[Start Records provided]

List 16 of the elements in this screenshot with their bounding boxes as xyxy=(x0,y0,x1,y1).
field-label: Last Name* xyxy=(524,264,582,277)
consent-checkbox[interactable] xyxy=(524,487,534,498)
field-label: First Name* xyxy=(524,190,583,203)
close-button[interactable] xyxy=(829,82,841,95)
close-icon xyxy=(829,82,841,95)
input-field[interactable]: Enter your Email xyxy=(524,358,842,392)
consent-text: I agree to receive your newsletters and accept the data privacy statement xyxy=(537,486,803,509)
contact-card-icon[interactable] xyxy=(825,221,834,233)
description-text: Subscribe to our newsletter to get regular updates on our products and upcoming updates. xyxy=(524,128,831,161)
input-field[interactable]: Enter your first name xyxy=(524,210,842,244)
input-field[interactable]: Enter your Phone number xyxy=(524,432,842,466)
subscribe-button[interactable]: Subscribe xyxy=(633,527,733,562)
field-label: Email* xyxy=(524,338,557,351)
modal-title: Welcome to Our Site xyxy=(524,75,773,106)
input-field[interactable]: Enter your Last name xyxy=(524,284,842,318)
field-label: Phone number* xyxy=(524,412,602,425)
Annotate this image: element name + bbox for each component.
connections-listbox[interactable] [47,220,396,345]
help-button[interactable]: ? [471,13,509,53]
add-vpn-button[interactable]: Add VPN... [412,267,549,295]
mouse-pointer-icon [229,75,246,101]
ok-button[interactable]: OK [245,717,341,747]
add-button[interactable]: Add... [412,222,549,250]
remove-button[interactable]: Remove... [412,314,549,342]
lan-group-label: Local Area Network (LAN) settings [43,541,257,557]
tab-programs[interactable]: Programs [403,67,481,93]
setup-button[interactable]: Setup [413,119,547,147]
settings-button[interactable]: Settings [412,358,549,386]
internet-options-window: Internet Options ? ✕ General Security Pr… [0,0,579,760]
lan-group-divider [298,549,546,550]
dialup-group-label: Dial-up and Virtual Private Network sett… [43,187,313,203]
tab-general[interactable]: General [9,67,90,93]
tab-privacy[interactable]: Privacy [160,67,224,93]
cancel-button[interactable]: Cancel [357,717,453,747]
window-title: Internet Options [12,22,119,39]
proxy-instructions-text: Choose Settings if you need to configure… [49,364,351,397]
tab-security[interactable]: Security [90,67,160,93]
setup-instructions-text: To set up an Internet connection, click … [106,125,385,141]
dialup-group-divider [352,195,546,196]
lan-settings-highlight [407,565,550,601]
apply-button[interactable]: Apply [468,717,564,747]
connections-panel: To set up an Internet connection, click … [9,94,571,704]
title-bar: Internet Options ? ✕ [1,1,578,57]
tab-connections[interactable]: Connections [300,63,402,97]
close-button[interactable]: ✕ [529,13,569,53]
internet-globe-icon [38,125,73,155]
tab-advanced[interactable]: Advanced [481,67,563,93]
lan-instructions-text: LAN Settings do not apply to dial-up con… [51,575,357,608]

[End Records provided]

**Exercise description:** Which lines in the data above contain the string "text"? Copy each one, treating uppercase and lowercase as different.

**Solved problem:**
consent-text: I agree to receive your newsletters and accept the data privacy statement xyxy=(537,486,803,509)
description-text: Subscribe to our newsletter to get regular updates on our products and upcoming updates. xyxy=(524,128,831,161)
proxy-instructions-text: Choose Settings if you need to configure… [49,364,351,397]
setup-instructions-text: To set up an Internet connection, click … [106,125,385,141]
lan-instructions-text: LAN Settings do not apply to dial-up con… [51,575,357,608]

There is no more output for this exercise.